DATA SHOWN ::
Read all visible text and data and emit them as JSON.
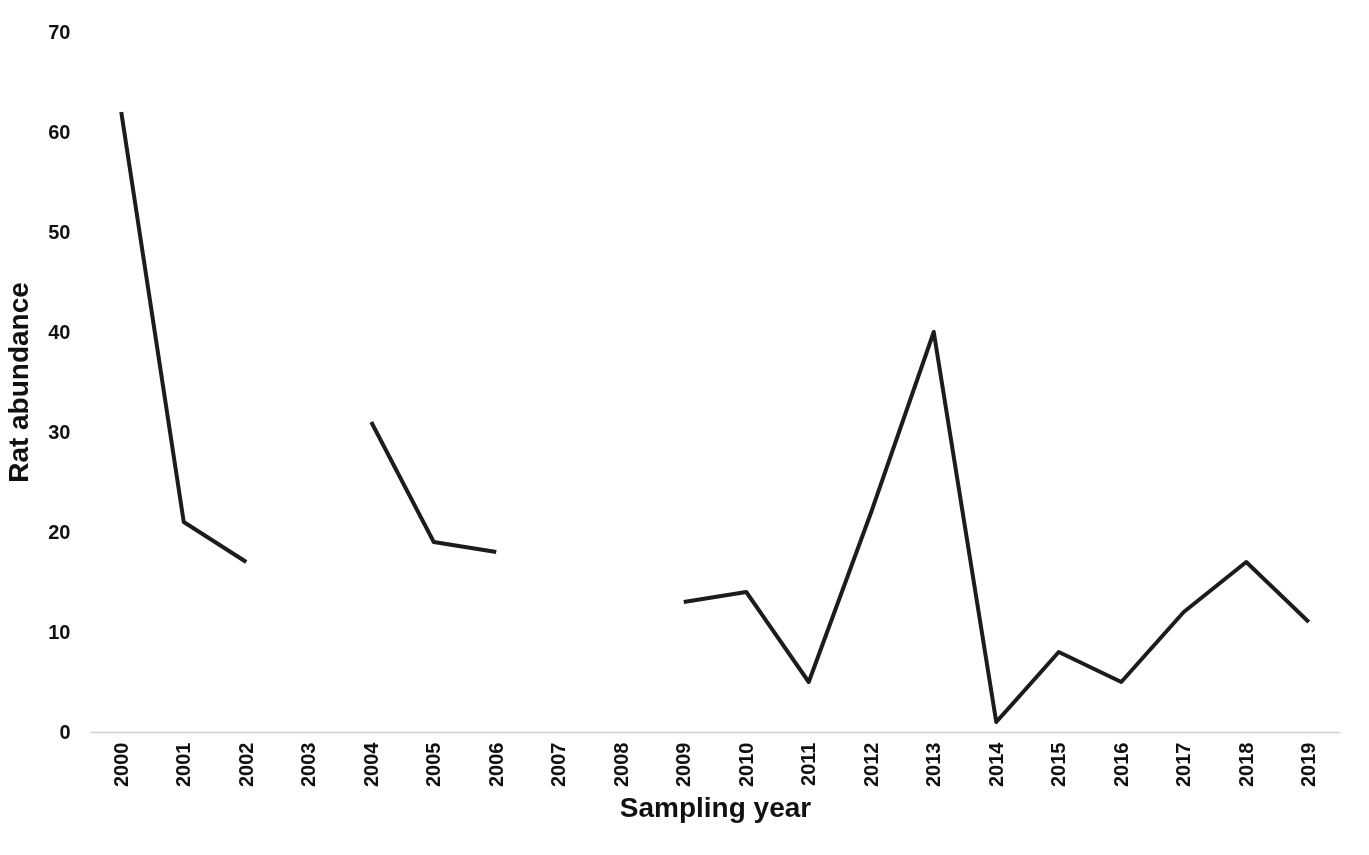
{
  "chart_data": {
    "type": "line",
    "xlabel": "Sampling year",
    "ylabel": "Rat abundance",
    "categories": [
      "2000",
      "2001",
      "2002",
      "2003",
      "2004",
      "2005",
      "2006",
      "2007",
      "2008",
      "2009",
      "2010",
      "2011",
      "2012",
      "2013",
      "2014",
      "2015",
      "2016",
      "2017",
      "2018",
      "2019"
    ],
    "series": [
      {
        "color": "#1c1c1c",
        "values": [
          62,
          21,
          17,
          null,
          31,
          19,
          18,
          null,
          null,
          13,
          14,
          5,
          22,
          40,
          1,
          8,
          5,
          12,
          17,
          11
        ]
      }
    ],
    "ylim": [
      0,
      70
    ],
    "yticks": [
      0,
      10,
      20,
      30,
      40,
      50,
      60,
      70
    ]
  }
}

REQUIRED TASK :: Quote each entry above verbatim and drop the pictures.

RIGHT ANSWER ::
Read all visible text and data and emit them as JSON.
{
  "chart_data": {
    "type": "line",
    "xlabel": "Sampling year",
    "ylabel": "Rat abundance",
    "categories": [
      "2000",
      "2001",
      "2002",
      "2003",
      "2004",
      "2005",
      "2006",
      "2007",
      "2008",
      "2009",
      "2010",
      "2011",
      "2012",
      "2013",
      "2014",
      "2015",
      "2016",
      "2017",
      "2018",
      "2019"
    ],
    "series": [
      {
        "color": "#1c1c1c",
        "values": [
          62,
          21,
          17,
          null,
          31,
          19,
          18,
          null,
          null,
          13,
          14,
          5,
          22,
          40,
          1,
          8,
          5,
          12,
          17,
          11
        ]
      }
    ],
    "ylim": [
      0,
      70
    ],
    "yticks": [
      0,
      10,
      20,
      30,
      40,
      50,
      60,
      70
    ]
  }
}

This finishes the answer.